__BRIEF A__.
Print the stretch of the forum post about the TV movie Speak from "By Jonathan Storm" through "in high schools.".

__EXCERPTED PASSAGE__.
Post by Sascha » Sep 4th 2005, 4:11 am

Found this raving review of a TV movie on Showtime/Lifetime -- which is apparently airing tomorrow (Monday 5 September). It caught my eye because it compares the movie to "one of television's best series, My So-Called Life":

Jonathan Storm | 'Speak' star says a lot with little dialogue

By Jonathan Storm

Inquirer Columnist

Made for 1 percent of the cost of HBO's $100 million Rome epic, a little movie to be televised simultaneously on Showtime and Lifetime at 9 tomorrow night demonstrates that art trumps money every time.

It is Speak, adapted from Laurie Halse Anderson's novel about a high school freshman who [spoiler] turns nearly mute after she's raped at an end-of-summer party[/spoiler]. Despite spare dialogue, it shimmers with emotion and finds moments of humor as well. And it features a young woman who could be a big-time movie star, if she wants the job.

This is a story with a history. It was a National Book Award finalist, and six years after publication, was ranked No. 11 on the Aug. 15 Publishers Weekly list of best-selling children's fiction, the most recent one available. The book is widely taught in high schools.

(Element boundary records)
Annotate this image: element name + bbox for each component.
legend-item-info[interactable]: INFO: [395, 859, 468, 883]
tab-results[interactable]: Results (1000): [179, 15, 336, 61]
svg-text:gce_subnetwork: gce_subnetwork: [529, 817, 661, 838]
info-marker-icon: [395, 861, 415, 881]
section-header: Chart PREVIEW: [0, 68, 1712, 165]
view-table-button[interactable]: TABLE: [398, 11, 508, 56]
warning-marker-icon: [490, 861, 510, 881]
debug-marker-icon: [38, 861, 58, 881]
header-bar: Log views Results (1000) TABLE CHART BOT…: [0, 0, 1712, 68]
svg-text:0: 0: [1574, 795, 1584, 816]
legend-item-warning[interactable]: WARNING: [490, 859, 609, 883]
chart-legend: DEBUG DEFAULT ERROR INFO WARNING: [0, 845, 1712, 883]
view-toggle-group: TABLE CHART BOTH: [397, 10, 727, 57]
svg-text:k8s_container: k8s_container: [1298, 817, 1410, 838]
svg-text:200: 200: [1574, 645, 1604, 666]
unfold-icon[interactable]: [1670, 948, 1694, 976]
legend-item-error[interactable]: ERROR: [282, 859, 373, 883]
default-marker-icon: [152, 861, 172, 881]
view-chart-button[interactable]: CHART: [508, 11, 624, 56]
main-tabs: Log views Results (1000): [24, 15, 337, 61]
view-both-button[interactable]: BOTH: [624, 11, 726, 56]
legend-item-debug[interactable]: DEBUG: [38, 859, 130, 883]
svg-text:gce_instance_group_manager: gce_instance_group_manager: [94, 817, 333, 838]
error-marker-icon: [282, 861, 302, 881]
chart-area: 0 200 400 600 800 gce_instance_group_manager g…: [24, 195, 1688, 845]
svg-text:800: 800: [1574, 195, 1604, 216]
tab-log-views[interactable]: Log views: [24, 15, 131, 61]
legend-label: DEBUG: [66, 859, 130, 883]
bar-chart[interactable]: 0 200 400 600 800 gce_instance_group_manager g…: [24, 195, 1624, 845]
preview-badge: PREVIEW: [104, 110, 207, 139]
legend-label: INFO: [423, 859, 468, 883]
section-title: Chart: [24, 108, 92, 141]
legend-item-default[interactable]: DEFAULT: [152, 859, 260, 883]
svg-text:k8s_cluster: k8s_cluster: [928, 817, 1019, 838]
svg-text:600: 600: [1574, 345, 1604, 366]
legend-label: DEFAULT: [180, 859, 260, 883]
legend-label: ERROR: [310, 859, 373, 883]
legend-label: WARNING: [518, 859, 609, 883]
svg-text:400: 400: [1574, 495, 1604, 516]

__BRIEF B__.
List every line of the records that contains the string "header", treating uppercase and lowercase as different.

__EXERCISE ANSWER A__.
By Jonathan Storm

Inquirer Columnist

Made for 1 percent of the cost of HBO's $100 million Rome epic, a little movie to be televised simultaneously on Showtime and Lifetime at 9 tomorrow night demonstrates that art trumps money every time.

It is Speak, adapted from Laurie Halse Anderson's novel about a high school freshman who [spoiler] turns nearly mute after she's raped at an end-of-summer party[/spoiler]. Despite spare dialogue, it shimmers with emotion and finds moments of humor as well. And it features a young woman who could be a big-time movie star, if she wants the job.

This is a story with a history. It was a National Book Award finalist, and six years after publication, was ranked No. 11 on the Aug. 15 Publishers Weekly list of best-selling children's fiction, the most recent one available. The book is widely taught in high schools.

__EXERCISE ANSWER B__.
section-header: Chart PREVIEW: [0, 68, 1712, 165]
header-bar: Log views Results (1000) TABLE CHART BOT…: [0, 0, 1712, 68]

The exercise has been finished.